→ **EXERCISE INPUTS**:
┌────────
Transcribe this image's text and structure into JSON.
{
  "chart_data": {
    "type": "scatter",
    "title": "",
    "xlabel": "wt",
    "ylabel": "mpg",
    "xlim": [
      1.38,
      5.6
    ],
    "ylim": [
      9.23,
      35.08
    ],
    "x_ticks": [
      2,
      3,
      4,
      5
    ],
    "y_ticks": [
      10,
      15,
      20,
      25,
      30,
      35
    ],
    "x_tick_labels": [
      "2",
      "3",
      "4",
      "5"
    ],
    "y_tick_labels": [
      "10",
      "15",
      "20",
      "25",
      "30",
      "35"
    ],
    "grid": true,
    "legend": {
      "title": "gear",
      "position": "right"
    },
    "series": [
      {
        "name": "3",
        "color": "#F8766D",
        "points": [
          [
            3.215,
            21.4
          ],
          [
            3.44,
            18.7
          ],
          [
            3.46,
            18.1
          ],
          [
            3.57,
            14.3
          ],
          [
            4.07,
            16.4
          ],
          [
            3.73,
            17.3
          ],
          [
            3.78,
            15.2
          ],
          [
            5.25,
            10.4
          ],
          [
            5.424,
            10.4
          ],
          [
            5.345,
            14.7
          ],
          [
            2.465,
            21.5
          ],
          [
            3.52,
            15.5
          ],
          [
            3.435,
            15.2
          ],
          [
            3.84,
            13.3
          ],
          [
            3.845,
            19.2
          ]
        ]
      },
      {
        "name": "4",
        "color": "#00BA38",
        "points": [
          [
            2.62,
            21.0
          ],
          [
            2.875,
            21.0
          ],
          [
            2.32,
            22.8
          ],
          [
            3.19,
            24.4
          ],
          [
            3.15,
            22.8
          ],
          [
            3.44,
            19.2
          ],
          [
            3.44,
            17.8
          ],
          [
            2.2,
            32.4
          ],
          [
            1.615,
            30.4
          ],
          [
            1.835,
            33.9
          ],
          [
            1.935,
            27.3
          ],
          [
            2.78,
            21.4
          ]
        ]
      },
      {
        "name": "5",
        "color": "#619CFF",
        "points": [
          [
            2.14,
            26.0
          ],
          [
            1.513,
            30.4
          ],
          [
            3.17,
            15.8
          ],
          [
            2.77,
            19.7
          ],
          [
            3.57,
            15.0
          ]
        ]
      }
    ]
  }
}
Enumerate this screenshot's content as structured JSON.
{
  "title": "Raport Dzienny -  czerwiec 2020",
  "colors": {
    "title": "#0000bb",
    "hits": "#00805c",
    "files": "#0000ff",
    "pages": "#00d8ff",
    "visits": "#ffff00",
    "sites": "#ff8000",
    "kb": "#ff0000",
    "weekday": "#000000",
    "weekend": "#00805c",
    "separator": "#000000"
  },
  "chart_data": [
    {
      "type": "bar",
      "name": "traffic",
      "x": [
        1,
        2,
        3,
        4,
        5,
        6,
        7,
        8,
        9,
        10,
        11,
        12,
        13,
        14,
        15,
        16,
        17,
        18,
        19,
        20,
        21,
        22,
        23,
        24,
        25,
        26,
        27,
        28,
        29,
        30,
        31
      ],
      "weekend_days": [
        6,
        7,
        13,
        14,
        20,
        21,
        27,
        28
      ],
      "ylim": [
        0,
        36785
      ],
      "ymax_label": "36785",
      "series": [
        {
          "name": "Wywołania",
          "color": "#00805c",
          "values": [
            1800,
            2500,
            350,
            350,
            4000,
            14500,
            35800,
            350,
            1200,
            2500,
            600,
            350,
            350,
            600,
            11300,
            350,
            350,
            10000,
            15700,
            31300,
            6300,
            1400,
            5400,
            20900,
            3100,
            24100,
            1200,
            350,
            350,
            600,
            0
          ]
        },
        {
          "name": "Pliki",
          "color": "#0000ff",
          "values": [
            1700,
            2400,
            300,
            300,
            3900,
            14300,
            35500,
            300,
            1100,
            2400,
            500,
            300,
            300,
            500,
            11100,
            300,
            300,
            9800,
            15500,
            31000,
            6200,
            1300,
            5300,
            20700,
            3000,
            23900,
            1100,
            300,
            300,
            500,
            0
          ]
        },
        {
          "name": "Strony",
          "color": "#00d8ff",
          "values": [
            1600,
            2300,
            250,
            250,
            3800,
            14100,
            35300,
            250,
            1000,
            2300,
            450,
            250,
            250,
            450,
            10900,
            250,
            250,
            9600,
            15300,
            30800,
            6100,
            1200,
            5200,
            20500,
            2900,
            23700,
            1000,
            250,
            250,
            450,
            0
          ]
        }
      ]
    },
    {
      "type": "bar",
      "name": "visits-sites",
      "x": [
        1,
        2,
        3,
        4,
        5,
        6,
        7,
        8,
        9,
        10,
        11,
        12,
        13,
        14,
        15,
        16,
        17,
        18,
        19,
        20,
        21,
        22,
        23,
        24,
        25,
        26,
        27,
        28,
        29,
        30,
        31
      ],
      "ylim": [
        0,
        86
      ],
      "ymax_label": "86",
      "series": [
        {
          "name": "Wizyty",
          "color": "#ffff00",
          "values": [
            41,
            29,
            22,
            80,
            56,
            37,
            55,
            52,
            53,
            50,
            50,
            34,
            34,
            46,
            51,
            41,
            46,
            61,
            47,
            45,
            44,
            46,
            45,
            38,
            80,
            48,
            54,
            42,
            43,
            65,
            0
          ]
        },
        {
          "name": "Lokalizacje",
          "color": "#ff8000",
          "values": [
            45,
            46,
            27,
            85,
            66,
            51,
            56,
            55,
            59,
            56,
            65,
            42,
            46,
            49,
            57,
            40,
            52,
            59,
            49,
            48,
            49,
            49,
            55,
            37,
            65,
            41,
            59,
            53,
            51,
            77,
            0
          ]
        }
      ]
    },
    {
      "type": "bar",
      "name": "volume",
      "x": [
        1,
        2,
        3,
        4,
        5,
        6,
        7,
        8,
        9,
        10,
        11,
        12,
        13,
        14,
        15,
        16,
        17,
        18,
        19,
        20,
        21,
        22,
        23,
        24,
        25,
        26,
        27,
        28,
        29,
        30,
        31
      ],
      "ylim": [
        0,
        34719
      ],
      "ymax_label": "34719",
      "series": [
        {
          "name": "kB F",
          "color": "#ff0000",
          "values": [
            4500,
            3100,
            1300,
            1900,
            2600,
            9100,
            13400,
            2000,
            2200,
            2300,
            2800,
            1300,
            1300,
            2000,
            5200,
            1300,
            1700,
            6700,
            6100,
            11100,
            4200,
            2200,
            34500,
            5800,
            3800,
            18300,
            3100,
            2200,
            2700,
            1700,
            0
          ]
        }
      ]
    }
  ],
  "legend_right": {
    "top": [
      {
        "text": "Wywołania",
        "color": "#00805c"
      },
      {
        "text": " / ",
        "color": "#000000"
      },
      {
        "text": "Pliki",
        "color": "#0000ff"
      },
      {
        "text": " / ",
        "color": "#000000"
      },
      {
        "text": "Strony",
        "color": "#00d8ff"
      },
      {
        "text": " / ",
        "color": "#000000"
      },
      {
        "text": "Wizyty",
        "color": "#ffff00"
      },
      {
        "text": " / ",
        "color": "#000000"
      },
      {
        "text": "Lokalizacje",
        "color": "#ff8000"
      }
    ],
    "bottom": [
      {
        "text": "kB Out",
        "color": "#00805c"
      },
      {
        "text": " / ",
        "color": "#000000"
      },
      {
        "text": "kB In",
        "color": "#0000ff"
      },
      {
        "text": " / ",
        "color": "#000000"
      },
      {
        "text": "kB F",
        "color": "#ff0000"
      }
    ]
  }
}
└────────
→ **AIM OF THE TASK**: Repeat each of the entries above precisely as given.

→ **RESULT BELOW**:
Transcribe this image's text and structure into JSON.
{
  "chart_data": {
    "type": "scatter",
    "title": "",
    "xlabel": "wt",
    "ylabel": "mpg",
    "xlim": [
      1.38,
      5.6
    ],
    "ylim": [
      9.23,
      35.08
    ],
    "x_ticks": [
      2,
      3,
      4,
      5
    ],
    "y_ticks": [
      10,
      15,
      20,
      25,
      30,
      35
    ],
    "x_tick_labels": [
      "2",
      "3",
      "4",
      "5"
    ],
    "y_tick_labels": [
      "10",
      "15",
      "20",
      "25",
      "30",
      "35"
    ],
    "grid": true,
    "legend": {
      "title": "gear",
      "position": "right"
    },
    "series": [
      {
        "name": "3",
        "color": "#F8766D",
        "points": [
          [
            3.215,
            21.4
          ],
          [
            3.44,
            18.7
          ],
          [
            3.46,
            18.1
          ],
          [
            3.57,
            14.3
          ],
          [
            4.07,
            16.4
          ],
          [
            3.73,
            17.3
          ],
          [
            3.78,
            15.2
          ],
          [
            5.25,
            10.4
          ],
          [
            5.424,
            10.4
          ],
          [
            5.345,
            14.7
          ],
          [
            2.465,
            21.5
          ],
          [
            3.52,
            15.5
          ],
          [
            3.435,
            15.2
          ],
          [
            3.84,
            13.3
          ],
          [
            3.845,
            19.2
          ]
        ]
      },
      {
        "name": "4",
        "color": "#00BA38",
        "points": [
          [
            2.62,
            21.0
          ],
          [
            2.875,
            21.0
          ],
          [
            2.32,
            22.8
          ],
          [
            3.19,
            24.4
          ],
          [
            3.15,
            22.8
          ],
          [
            3.44,
            19.2
          ],
          [
            3.44,
            17.8
          ],
          [
            2.2,
            32.4
          ],
          [
            1.615,
            30.4
          ],
          [
            1.835,
            33.9
          ],
          [
            1.935,
            27.3
          ],
          [
            2.78,
            21.4
          ]
        ]
      },
      {
        "name": "5",
        "color": "#619CFF",
        "points": [
          [
            2.14,
            26.0
          ],
          [
            1.513,
            30.4
          ],
          [
            3.17,
            15.8
          ],
          [
            2.77,
            19.7
          ],
          [
            3.57,
            15.0
          ]
        ]
      }
    ]
  }
}
Enumerate this screenshot's content as structured JSON.
{
  "title": "Raport Dzienny -  czerwiec 2020",
  "colors": {
    "title": "#0000bb",
    "hits": "#00805c",
    "files": "#0000ff",
    "pages": "#00d8ff",
    "visits": "#ffff00",
    "sites": "#ff8000",
    "kb": "#ff0000",
    "weekday": "#000000",
    "weekend": "#00805c",
    "separator": "#000000"
  },
  "chart_data": [
    {
      "type": "bar",
      "name": "traffic",
      "x": [
        1,
        2,
        3,
        4,
        5,
        6,
        7,
        8,
        9,
        10,
        11,
        12,
        13,
        14,
        15,
        16,
        17,
        18,
        19,
        20,
        21,
        22,
        23,
        24,
        25,
        26,
        27,
        28,
        29,
        30,
        31
      ],
      "weekend_days": [
        6,
        7,
        13,
        14,
        20,
        21,
        27,
        28
      ],
      "ylim": [
        0,
        36785
      ],
      "ymax_label": "36785",
      "series": [
        {
          "name": "Wywołania",
          "color": "#00805c",
          "values": [
            1800,
            2500,
            350,
            350,
            4000,
            14500,
            35800,
            350,
            1200,
            2500,
            600,
            350,
            350,
            600,
            11300,
            350,
            350,
            10000,
            15700,
            31300,
            6300,
            1400,
            5400,
            20900,
            3100,
            24100,
            1200,
            350,
            350,
            600,
            0
          ]
        },
        {
          "name": "Pliki",
          "color": "#0000ff",
          "values": [
            1700,
            2400,
            300,
            300,
            3900,
            14300,
            35500,
            300,
            1100,
            2400,
            500,
            300,
            300,
            500,
            11100,
            300,
            300,
            9800,
            15500,
            31000,
            6200,
            1300,
            5300,
            20700,
            3000,
            23900,
            1100,
            300,
            300,
            500,
            0
          ]
        },
        {
          "name": "Strony",
          "color": "#00d8ff",
          "values": [
            1600,
            2300,
            250,
            250,
            3800,
            14100,
            35300,
            250,
            1000,
            2300,
            450,
            250,
            250,
            450,
            10900,
            250,
            250,
            9600,
            15300,
            30800,
            6100,
            1200,
            5200,
            20500,
            2900,
            23700,
            1000,
            250,
            250,
            450,
            0
          ]
        }
      ]
    },
    {
      "type": "bar",
      "name": "visits-sites",
      "x": [
        1,
        2,
        3,
        4,
        5,
        6,
        7,
        8,
        9,
        10,
        11,
        12,
        13,
        14,
        15,
        16,
        17,
        18,
        19,
        20,
        21,
        22,
        23,
        24,
        25,
        26,
        27,
        28,
        29,
        30,
        31
      ],
      "ylim": [
        0,
        86
      ],
      "ymax_label": "86",
      "series": [
        {
          "name": "Wizyty",
          "color": "#ffff00",
          "values": [
            41,
            29,
            22,
            80,
            56,
            37,
            55,
            52,
            53,
            50,
            50,
            34,
            34,
            46,
            51,
            41,
            46,
            61,
            47,
            45,
            44,
            46,
            45,
            38,
            80,
            48,
            54,
            42,
            43,
            65,
            0
          ]
        },
        {
          "name": "Lokalizacje",
          "color": "#ff8000",
          "values": [
            45,
            46,
            27,
            85,
            66,
            51,
            56,
            55,
            59,
            56,
            65,
            42,
            46,
            49,
            57,
            40,
            52,
            59,
            49,
            48,
            49,
            49,
            55,
            37,
            65,
            41,
            59,
            53,
            51,
            77,
            0
          ]
        }
      ]
    },
    {
      "type": "bar",
      "name": "volume",
      "x": [
        1,
        2,
        3,
        4,
        5,
        6,
        7,
        8,
        9,
        10,
        11,
        12,
        13,
        14,
        15,
        16,
        17,
        18,
        19,
        20,
        21,
        22,
        23,
        24,
        25,
        26,
        27,
        28,
        29,
        30,
        31
      ],
      "ylim": [
        0,
        34719
      ],
      "ymax_label": "34719",
      "series": [
        {
          "name": "kB F",
          "color": "#ff0000",
          "values": [
            4500,
            3100,
            1300,
            1900,
            2600,
            9100,
            13400,
            2000,
            2200,
            2300,
            2800,
            1300,
            1300,
            2000,
            5200,
            1300,
            1700,
            6700,
            6100,
            11100,
            4200,
            2200,
            34500,
            5800,
            3800,
            18300,
            3100,
            2200,
            2700,
            1700,
            0
          ]
        }
      ]
    }
  ],
  "legend_right": {
    "top": [
      {
        "text": "Wywołania",
        "color": "#00805c"
      },
      {
        "text": " / ",
        "color": "#000000"
      },
      {
        "text": "Pliki",
        "color": "#0000ff"
      },
      {
        "text": " / ",
        "color": "#000000"
      },
      {
        "text": "Strony",
        "color": "#00d8ff"
      },
      {
        "text": " / ",
        "color": "#000000"
      },
      {
        "text": "Wizyty",
        "color": "#ffff00"
      },
      {
        "text": " / ",
        "color": "#000000"
      },
      {
        "text": "Lokalizacje",
        "color": "#ff8000"
      }
    ],
    "bottom": [
      {
        "text": "kB Out",
        "color": "#00805c"
      },
      {
        "text": " / ",
        "color": "#000000"
      },
      {
        "text": "kB In",
        "color": "#0000ff"
      },
      {
        "text": " / ",
        "color": "#000000"
      },
      {
        "text": "kB F",
        "color": "#ff0000"
      }
    ]
  }
}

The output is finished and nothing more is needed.